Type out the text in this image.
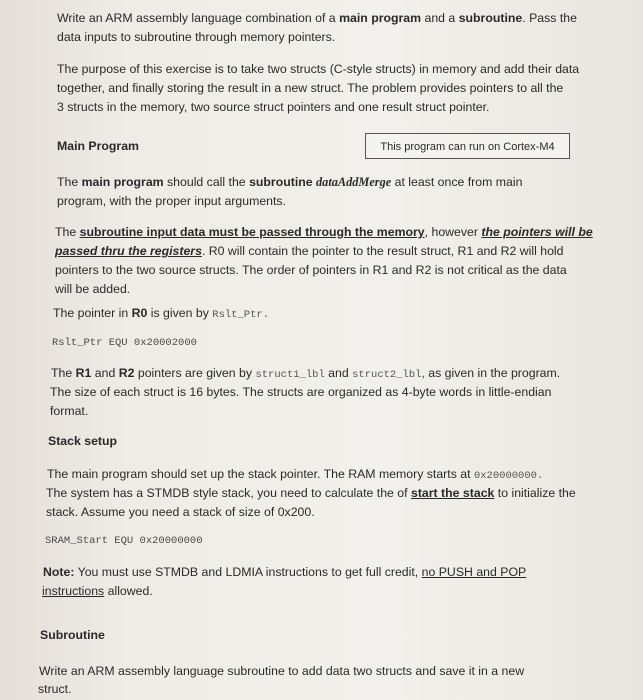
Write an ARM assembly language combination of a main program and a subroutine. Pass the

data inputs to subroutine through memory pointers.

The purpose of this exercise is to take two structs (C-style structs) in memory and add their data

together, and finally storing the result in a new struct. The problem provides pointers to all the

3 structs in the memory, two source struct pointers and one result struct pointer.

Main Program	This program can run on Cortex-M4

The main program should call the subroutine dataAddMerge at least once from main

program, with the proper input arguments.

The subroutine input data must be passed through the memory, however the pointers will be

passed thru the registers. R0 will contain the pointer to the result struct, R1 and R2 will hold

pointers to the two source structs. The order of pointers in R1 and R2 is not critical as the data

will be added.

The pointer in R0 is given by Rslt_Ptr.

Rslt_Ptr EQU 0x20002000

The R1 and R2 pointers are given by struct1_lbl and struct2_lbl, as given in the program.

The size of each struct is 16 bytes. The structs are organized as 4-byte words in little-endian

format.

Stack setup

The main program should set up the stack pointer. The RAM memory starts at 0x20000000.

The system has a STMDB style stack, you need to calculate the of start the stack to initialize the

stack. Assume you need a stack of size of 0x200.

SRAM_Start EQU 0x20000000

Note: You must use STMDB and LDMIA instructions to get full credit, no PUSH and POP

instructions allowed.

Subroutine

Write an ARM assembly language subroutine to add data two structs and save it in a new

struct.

━━━━━━━━━━━━━━━━

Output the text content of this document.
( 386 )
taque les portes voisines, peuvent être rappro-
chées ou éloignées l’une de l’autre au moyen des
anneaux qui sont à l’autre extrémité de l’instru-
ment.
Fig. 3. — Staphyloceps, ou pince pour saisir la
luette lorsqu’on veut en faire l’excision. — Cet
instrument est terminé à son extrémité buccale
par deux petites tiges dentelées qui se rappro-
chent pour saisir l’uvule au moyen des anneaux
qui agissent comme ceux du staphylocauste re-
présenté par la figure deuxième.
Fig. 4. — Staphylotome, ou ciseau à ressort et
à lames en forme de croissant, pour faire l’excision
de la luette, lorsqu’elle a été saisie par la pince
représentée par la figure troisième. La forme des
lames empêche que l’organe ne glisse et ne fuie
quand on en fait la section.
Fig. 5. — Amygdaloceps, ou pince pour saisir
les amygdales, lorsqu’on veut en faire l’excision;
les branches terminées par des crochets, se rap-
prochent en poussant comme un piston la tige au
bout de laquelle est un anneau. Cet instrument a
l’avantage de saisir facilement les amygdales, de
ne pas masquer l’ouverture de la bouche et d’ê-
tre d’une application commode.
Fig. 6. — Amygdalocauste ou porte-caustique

━━━━━━━━━━━━━━━━

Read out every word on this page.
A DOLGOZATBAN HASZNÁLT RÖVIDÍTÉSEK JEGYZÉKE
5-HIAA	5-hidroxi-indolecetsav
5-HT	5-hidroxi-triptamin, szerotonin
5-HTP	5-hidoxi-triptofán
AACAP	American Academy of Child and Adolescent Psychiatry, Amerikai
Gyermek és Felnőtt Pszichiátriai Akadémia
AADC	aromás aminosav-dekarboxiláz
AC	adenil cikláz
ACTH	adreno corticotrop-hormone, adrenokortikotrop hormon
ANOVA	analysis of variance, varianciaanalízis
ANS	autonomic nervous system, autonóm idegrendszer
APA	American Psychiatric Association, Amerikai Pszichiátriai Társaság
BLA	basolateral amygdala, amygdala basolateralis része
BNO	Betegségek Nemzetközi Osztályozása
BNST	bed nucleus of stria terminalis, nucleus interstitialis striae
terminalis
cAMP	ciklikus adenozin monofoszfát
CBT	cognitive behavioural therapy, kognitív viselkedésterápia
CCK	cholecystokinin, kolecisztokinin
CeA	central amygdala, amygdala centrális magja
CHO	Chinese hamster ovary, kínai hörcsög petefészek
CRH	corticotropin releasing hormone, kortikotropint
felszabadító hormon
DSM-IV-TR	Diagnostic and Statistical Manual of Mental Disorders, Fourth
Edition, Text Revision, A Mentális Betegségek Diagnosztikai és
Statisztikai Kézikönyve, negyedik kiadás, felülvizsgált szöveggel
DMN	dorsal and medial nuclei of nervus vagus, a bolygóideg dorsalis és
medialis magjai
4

━━━━━━━━━━━━━━━━

• What you have to do:
From the listing above, collect every line that mentions the word "structs".

• Answer below:
The purpose of this exercise is to take two structs (C-style structs) in memory and add their data
3 structs in the memory, two source struct pointers and one result struct pointer.
pointers to the two source structs. The order of pointers in R1 and R2 is not critical as the data
The size of each struct is 16 bytes. The structs are organized as 4-byte words in little-endian
Write an ARM assembly language subroutine to add data two structs and save it in a new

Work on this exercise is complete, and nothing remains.